## Exercise description
Check every line below for the string "Necrosis", and copy the lines that contain it.
───── Task inputs
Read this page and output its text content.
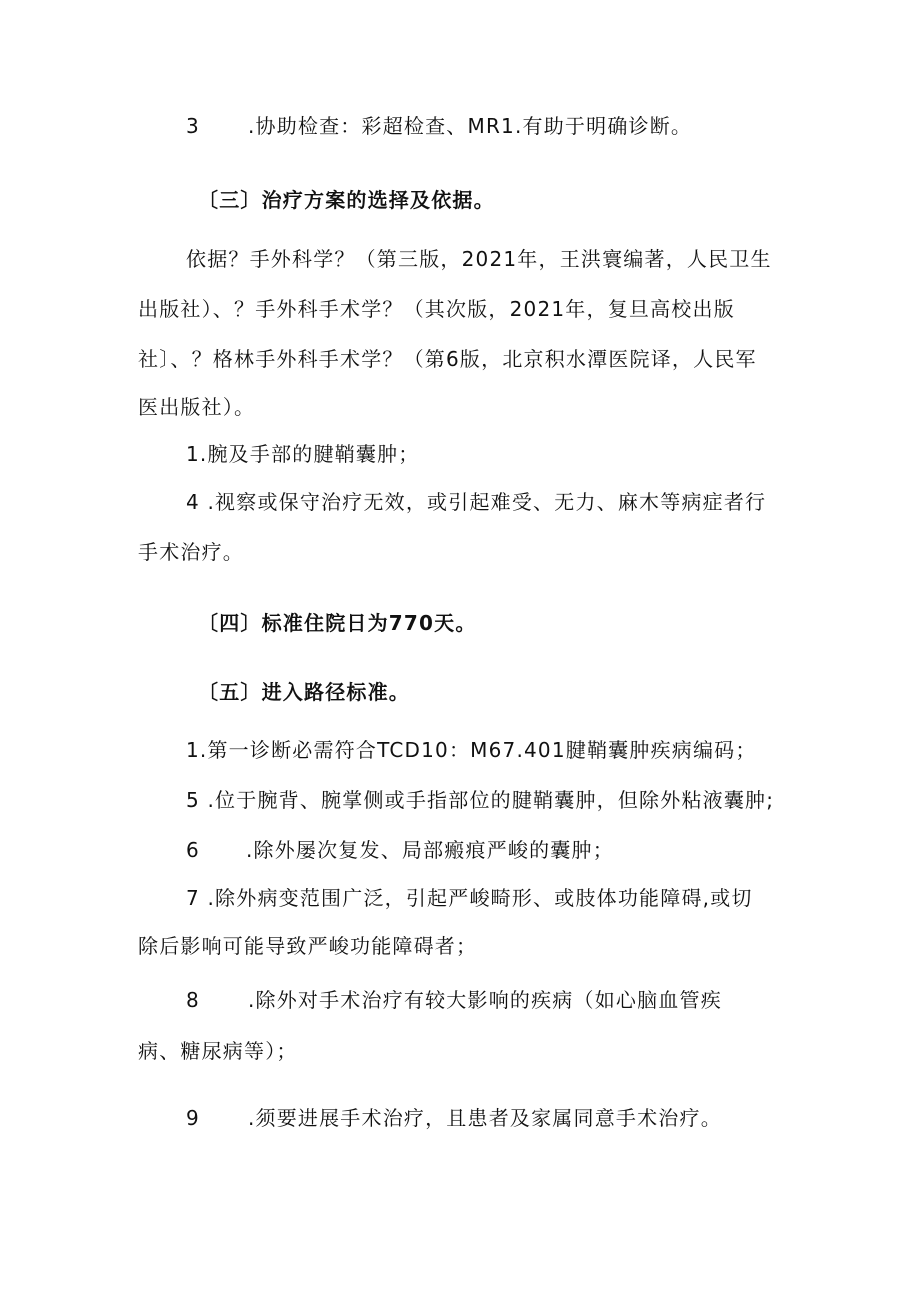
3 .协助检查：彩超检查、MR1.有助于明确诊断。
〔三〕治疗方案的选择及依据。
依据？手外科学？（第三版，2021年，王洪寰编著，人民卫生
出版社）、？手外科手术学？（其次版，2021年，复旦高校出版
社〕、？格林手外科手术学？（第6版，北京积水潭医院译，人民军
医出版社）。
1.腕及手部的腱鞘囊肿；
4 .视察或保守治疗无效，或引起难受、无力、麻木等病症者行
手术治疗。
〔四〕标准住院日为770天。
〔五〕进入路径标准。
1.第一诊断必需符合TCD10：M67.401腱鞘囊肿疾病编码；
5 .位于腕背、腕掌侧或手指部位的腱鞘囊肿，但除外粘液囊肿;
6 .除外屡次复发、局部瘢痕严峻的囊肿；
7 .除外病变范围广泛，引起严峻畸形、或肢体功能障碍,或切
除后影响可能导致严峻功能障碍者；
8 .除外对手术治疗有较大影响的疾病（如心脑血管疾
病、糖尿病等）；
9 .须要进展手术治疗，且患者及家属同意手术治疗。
──────────
───── Task inputs
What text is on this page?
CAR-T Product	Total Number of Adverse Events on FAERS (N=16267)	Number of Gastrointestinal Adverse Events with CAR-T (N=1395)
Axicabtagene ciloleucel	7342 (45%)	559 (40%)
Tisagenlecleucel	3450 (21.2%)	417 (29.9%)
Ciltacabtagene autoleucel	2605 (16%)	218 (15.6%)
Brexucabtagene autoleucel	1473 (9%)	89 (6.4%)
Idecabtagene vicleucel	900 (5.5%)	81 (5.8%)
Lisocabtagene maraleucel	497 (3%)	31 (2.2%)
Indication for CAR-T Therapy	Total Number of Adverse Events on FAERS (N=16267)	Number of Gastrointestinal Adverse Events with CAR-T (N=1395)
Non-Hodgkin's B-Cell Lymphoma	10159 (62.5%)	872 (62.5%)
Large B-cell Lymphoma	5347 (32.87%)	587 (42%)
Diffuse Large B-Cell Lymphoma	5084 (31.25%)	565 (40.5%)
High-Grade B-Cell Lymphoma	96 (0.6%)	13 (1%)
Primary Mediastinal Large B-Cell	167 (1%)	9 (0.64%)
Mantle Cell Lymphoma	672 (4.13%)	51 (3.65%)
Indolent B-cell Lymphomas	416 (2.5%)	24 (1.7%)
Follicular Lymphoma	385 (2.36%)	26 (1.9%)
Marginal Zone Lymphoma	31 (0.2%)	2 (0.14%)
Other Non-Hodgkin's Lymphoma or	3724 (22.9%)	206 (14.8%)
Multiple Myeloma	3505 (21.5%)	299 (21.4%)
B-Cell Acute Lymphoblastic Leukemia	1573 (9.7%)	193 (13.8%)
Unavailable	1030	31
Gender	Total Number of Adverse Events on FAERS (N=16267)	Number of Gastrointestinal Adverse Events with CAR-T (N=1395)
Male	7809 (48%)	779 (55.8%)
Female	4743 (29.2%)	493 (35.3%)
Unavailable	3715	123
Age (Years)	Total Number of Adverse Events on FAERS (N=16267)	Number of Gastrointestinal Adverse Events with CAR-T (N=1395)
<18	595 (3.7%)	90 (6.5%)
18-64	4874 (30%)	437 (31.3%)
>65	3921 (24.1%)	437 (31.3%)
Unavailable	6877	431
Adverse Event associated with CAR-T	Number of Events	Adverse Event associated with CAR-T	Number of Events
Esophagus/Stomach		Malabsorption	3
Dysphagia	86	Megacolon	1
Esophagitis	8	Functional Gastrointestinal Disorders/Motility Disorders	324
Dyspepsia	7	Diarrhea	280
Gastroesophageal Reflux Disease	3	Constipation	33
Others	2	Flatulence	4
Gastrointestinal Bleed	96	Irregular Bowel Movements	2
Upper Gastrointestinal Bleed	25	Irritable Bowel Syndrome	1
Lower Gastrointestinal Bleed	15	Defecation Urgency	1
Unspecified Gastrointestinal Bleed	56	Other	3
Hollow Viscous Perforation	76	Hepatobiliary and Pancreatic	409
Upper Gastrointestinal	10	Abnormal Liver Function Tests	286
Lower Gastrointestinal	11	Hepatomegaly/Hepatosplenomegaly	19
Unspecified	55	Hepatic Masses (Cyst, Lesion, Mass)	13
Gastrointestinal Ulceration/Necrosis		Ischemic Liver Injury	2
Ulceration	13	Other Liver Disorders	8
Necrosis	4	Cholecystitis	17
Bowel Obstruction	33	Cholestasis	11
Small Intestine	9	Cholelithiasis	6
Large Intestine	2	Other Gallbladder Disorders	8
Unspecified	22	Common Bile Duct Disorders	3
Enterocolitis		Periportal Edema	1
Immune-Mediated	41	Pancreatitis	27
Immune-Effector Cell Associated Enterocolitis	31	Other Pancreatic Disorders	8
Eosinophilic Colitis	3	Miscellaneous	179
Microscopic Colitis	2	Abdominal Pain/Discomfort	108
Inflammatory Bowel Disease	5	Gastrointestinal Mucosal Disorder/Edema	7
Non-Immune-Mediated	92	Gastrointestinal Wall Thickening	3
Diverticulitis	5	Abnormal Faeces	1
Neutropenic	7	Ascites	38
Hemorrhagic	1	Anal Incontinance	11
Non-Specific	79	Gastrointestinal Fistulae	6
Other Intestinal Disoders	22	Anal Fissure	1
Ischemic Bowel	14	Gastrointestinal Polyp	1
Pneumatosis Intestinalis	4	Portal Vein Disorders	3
──────────
## The answer
Gastrointestinal Ulceration/Necrosis		Ischemic Liver Injury	2
Necrosis	4	Cholecystitis	17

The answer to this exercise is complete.